→ RECORDS TO PROCESS:
•••••
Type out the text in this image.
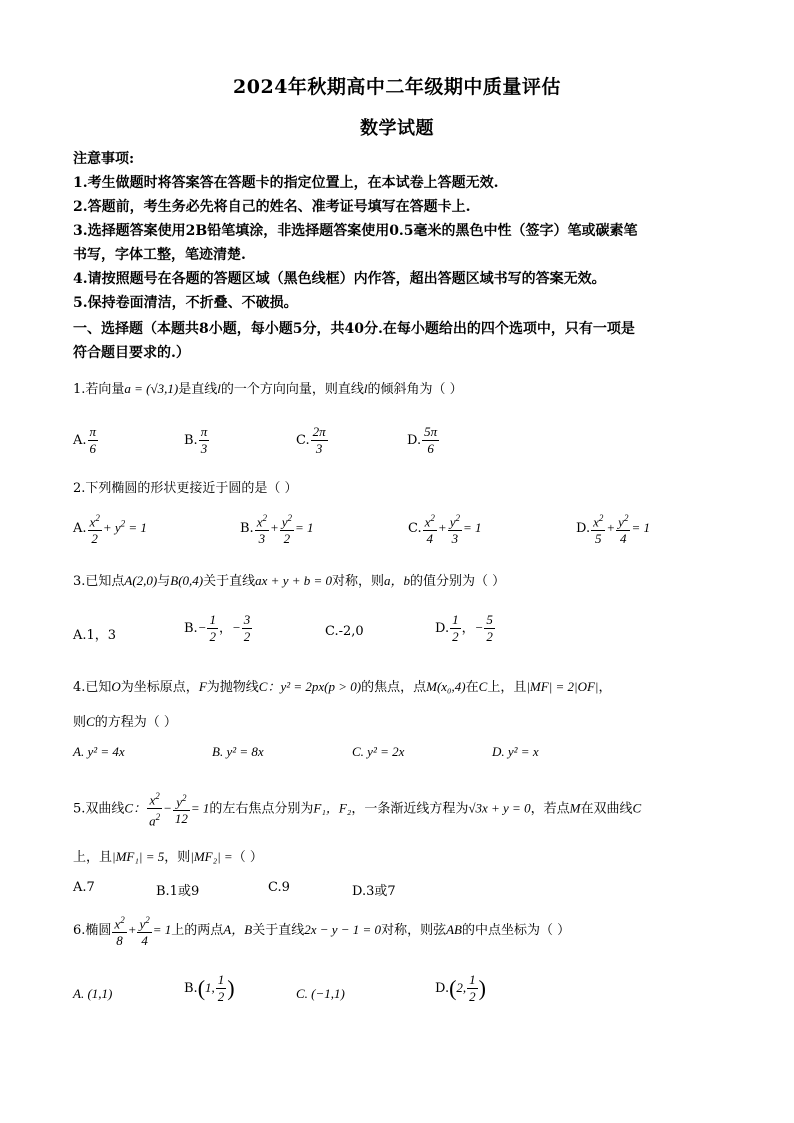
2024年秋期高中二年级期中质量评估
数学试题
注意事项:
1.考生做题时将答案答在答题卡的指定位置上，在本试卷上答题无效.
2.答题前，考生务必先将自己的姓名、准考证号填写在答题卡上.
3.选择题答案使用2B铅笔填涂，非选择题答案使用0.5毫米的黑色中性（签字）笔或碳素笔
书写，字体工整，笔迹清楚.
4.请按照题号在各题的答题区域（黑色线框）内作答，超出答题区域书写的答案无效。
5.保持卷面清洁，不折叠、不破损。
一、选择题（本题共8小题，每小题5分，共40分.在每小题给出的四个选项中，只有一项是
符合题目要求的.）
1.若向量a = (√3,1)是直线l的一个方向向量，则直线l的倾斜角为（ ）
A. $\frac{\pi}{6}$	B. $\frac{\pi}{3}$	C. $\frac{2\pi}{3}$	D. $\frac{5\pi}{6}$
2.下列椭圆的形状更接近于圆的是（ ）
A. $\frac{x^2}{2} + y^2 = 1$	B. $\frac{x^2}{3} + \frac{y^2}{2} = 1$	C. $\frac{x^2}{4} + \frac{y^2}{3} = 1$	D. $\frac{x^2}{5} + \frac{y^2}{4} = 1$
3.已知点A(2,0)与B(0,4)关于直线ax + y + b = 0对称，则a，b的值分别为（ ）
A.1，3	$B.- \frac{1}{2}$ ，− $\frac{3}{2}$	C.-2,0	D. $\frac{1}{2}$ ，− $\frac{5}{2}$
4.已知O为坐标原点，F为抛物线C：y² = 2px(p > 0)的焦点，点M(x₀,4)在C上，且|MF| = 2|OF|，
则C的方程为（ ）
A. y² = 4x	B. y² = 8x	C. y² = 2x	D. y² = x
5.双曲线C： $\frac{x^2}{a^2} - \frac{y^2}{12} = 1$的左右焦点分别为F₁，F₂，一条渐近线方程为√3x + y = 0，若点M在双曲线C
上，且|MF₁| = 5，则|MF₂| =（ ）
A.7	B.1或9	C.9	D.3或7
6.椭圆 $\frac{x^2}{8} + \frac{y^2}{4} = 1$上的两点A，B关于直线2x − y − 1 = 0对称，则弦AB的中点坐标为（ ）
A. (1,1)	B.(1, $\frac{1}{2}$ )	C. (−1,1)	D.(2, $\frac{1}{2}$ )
•••••
→ STATED PROBLEM:
Without the pictures, print the whole listing exactly as given.

→ RESULT:
Type out the text in this image.
2024年秋期高中二年级期中质量评估
数学试题
注意事项:
1.考生做题时将答案答在答题卡的指定位置上，在本试卷上答题无效.
2.答题前，考生务必先将自己的姓名、准考证号填写在答题卡上.
3.选择题答案使用2B铅笔填涂，非选择题答案使用0.5毫米的黑色中性（签字）笔或碳素笔
书写，字体工整，笔迹清楚.
4.请按照题号在各题的答题区域（黑色线框）内作答，超出答题区域书写的答案无效。
5.保持卷面清洁，不折叠、不破损。
一、选择题（本题共8小题，每小题5分，共40分.在每小题给出的四个选项中，只有一项是
符合题目要求的.）
1.若向量a = (√3,1)是直线l的一个方向向量，则直线l的倾斜角为（ ）
A. $\frac{\pi}{6}$	B. $\frac{\pi}{3}$	C. $\frac{2\pi}{3}$	D. $\frac{5\pi}{6}$
2.下列椭圆的形状更接近于圆的是（ ）
A. $\frac{x^2}{2} + y^2 = 1$	B. $\frac{x^2}{3} + \frac{y^2}{2} = 1$	C. $\frac{x^2}{4} + \frac{y^2}{3} = 1$	D. $\frac{x^2}{5} + \frac{y^2}{4} = 1$
3.已知点A(2,0)与B(0,4)关于直线ax + y + b = 0对称，则a，b的值分别为（ ）
A.1，3	$B.- \frac{1}{2}$ ，− $\frac{3}{2}$	C.-2,0	D. $\frac{1}{2}$ ，− $\frac{5}{2}$
4.已知O为坐标原点，F为抛物线C：y² = 2px(p > 0)的焦点，点M(x₀,4)在C上，且|MF| = 2|OF|，
则C的方程为（ ）
A. y² = 4x	B. y² = 8x	C. y² = 2x	D. y² = x
5.双曲线C： $\frac{x^2}{a^2} - \frac{y^2}{12} = 1$的左右焦点分别为F₁，F₂，一条渐近线方程为√3x + y = 0，若点M在双曲线C
上，且|MF₁| = 5，则|MF₂| =（ ）
A.7	B.1或9	C.9	D.3或7
6.椭圆 $\frac{x^2}{8} + \frac{y^2}{4} = 1$上的两点A，B关于直线2x − y − 1 = 0对称，则弦AB的中点坐标为（ ）
A. (1,1)	B.(1, $\frac{1}{2}$ )	C. (−1,1)	D.(2, $\frac{1}{2}$ )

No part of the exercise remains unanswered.